Collected data ▸
»»

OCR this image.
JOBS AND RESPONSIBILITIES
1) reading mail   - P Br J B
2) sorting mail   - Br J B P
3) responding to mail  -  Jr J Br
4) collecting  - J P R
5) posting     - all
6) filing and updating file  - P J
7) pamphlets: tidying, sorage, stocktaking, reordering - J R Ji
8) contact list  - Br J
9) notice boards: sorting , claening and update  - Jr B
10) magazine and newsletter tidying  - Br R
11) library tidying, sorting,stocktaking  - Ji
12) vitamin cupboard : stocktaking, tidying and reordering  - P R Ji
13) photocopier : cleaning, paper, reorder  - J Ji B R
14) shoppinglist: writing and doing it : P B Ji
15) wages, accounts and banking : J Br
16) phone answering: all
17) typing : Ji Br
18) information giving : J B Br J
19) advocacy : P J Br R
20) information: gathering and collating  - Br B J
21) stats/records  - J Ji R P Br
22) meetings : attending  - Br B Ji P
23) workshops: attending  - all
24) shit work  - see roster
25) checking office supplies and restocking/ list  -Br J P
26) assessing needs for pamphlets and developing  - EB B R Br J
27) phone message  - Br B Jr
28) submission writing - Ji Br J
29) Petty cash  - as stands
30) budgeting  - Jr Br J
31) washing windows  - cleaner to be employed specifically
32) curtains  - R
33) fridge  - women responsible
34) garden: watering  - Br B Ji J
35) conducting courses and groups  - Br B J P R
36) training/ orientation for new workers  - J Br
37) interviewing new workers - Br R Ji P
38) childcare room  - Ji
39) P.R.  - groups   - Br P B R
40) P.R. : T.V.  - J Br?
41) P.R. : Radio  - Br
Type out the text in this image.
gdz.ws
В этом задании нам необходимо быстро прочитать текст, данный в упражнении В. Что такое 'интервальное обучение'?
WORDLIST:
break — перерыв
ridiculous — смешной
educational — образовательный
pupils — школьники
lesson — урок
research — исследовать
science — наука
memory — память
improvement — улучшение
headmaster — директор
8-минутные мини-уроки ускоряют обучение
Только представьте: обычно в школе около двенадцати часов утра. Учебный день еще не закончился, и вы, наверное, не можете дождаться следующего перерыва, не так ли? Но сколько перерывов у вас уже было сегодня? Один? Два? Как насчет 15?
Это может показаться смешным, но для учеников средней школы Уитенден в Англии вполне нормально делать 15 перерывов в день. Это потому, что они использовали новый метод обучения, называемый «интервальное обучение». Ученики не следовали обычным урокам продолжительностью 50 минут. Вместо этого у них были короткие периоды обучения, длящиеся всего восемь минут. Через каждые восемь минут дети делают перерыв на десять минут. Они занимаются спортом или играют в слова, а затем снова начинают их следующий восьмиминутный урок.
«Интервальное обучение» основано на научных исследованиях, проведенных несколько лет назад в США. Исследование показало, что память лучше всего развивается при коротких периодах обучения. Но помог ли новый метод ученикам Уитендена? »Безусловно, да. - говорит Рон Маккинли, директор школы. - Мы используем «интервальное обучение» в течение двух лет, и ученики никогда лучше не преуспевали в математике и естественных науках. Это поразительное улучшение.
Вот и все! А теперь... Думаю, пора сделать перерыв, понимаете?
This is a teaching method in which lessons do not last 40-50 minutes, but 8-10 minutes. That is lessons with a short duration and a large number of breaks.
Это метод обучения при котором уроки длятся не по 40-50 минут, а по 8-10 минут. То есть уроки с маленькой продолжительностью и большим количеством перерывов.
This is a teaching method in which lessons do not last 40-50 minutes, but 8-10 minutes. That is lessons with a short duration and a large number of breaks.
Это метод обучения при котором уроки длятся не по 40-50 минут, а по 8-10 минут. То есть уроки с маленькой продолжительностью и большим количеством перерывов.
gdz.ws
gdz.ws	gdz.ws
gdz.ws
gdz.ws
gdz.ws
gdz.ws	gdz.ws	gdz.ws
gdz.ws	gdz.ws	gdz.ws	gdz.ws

««

WHAT IS ASKED ▸
Extract every entry above as it appears.

SOLUTION TO THIS TASK ▸
OCR this image.
JOBS AND RESPONSIBILITIES
1) reading mail   - P Br J B
2) sorting mail   - Br J B P
3) responding to mail  -  Jr J Br
4) collecting  - J P R
5) posting     - all
6) filing and updating file  - P J
7) pamphlets: tidying, sorage, stocktaking, reordering - J R Ji
8) contact list  - Br J
9) notice boards: sorting , claening and update  - Jr B
10) magazine and newsletter tidying  - Br R
11) library tidying, sorting,stocktaking  - Ji
12) vitamin cupboard : stocktaking, tidying and reordering  - P R Ji
13) photocopier : cleaning, paper, reorder  - J Ji B R
14) shoppinglist: writing and doing it : P B Ji
15) wages, accounts and banking : J Br
16) phone answering: all
17) typing : Ji Br
18) information giving : J B Br J
19) advocacy : P J Br R
20) information: gathering and collating  - Br B J
21) stats/records  - J Ji R P Br
22) meetings : attending  - Br B Ji P
23) workshops: attending  - all
24) shit work  - see roster
25) checking office supplies and restocking/ list  -Br J P
26) assessing needs for pamphlets and developing  - EB B R Br J
27) phone message  - Br B Jr
28) submission writing - Ji Br J
29) Petty cash  - as stands
30) budgeting  - Jr Br J
31) washing windows  - cleaner to be employed specifically
32) curtains  - R
33) fridge  - women responsible
34) garden: watering  - Br B Ji J
35) conducting courses and groups  - Br B J P R
36) training/ orientation for new workers  - J Br
37) interviewing new workers - Br R Ji P
38) childcare room  - Ji
39) P.R.  - groups   - Br P B R
40) P.R. : T.V.  - J Br?
41) P.R. : Radio  - Br
Type out the text in this image.
gdz.ws
В этом задании нам необходимо быстро прочитать текст, данный в упражнении В. Что такое 'интервальное обучение'?
WORDLIST:
break — перерыв
ridiculous — смешной
educational — образовательный
pupils — школьники
lesson — урок
research — исследовать
science — наука
memory — память
improvement — улучшение
headmaster — директор
8-минутные мини-уроки ускоряют обучение
Только представьте: обычно в школе около двенадцати часов утра. Учебный день еще не закончился, и вы, наверное, не можете дождаться следующего перерыва, не так ли? Но сколько перерывов у вас уже было сегодня? Один? Два? Как насчет 15?
Это может показаться смешным, но для учеников средней школы Уитенден в Англии вполне нормально делать 15 перерывов в день. Это потому, что они использовали новый метод обучения, называемый «интервальное обучение». Ученики не следовали обычным урокам продолжительностью 50 минут. Вместо этого у них были короткие периоды обучения, длящиеся всего восемь минут. Через каждые восемь минут дети делают перерыв на десять минут. Они занимаются спортом или играют в слова, а затем снова начинают их следующий восьмиминутный урок.
«Интервальное обучение» основано на научных исследованиях, проведенных несколько лет назад в США. Исследование показало, что память лучше всего развивается при коротких периодах обучения. Но помог ли новый метод ученикам Уитендена? »Безусловно, да. - говорит Рон Маккинли, директор школы. - Мы используем «интервальное обучение» в течение двух лет, и ученики никогда лучше не преуспевали в математике и естественных науках. Это поразительное улучшение.
Вот и все! А теперь... Думаю, пора сделать перерыв, понимаете?
This is a teaching method in which lessons do not last 40-50 minutes, but 8-10 minutes. That is lessons with a short duration and a large number of breaks.
Это метод обучения при котором уроки длятся не по 40-50 минут, а по 8-10 минут. То есть уроки с маленькой продолжительностью и большим количеством перерывов.
This is a teaching method in which lessons do not last 40-50 minutes, but 8-10 minutes. That is lessons with a short duration and a large number of breaks.
Это метод обучения при котором уроки длятся не по 40-50 минут, а по 8-10 минут. То есть уроки с маленькой продолжительностью и большим количеством перерывов.
gdz.ws
gdz.ws	gdz.ws
gdz.ws
gdz.ws
gdz.ws
gdz.ws	gdz.ws	gdz.ws
gdz.ws	gdz.ws	gdz.ws	gdz.ws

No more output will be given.